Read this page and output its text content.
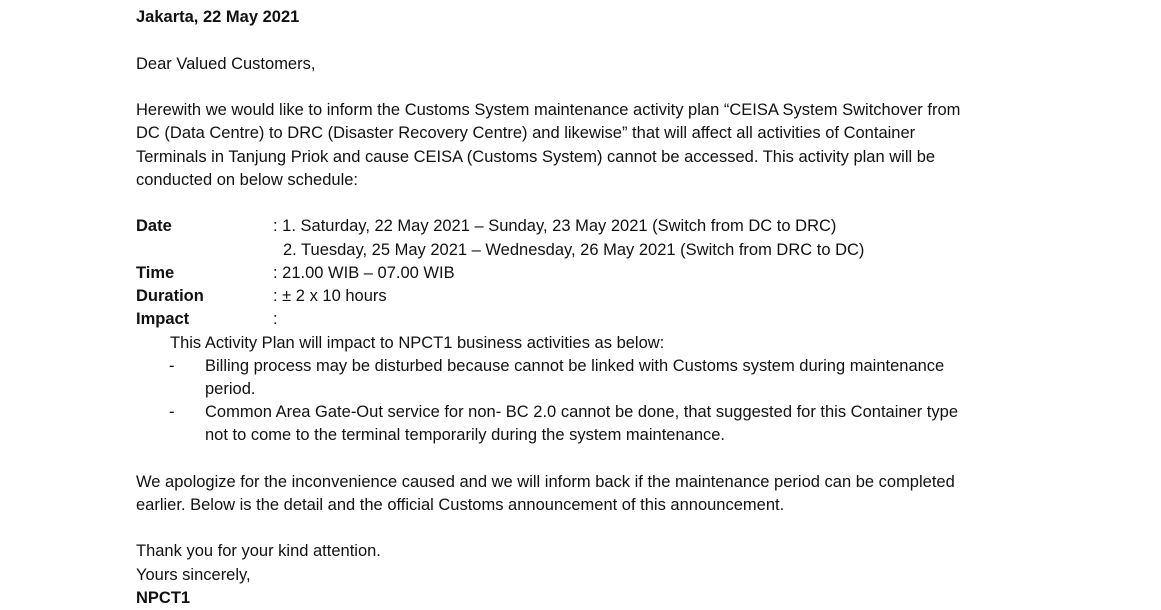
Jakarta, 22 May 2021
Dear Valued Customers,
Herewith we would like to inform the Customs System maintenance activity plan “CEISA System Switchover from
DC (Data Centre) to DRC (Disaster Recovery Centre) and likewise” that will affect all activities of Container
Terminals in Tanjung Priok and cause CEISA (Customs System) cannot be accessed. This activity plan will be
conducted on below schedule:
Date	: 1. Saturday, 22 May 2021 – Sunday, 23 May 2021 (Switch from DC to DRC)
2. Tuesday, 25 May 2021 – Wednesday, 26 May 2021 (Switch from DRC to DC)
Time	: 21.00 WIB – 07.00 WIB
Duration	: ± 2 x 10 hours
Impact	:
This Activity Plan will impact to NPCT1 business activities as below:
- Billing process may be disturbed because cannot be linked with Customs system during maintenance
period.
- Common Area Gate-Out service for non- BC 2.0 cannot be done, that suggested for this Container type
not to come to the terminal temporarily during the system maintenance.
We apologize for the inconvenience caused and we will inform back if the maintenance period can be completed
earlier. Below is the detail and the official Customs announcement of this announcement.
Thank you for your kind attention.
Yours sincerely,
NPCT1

--------------------------------------------------

Show all lines from the data above in which the word "during" appears.

- _Output for this task_
- Billing process may be disturbed because cannot be linked with Customs system during maintenance
not to come to the terminal temporarily during the system maintenance.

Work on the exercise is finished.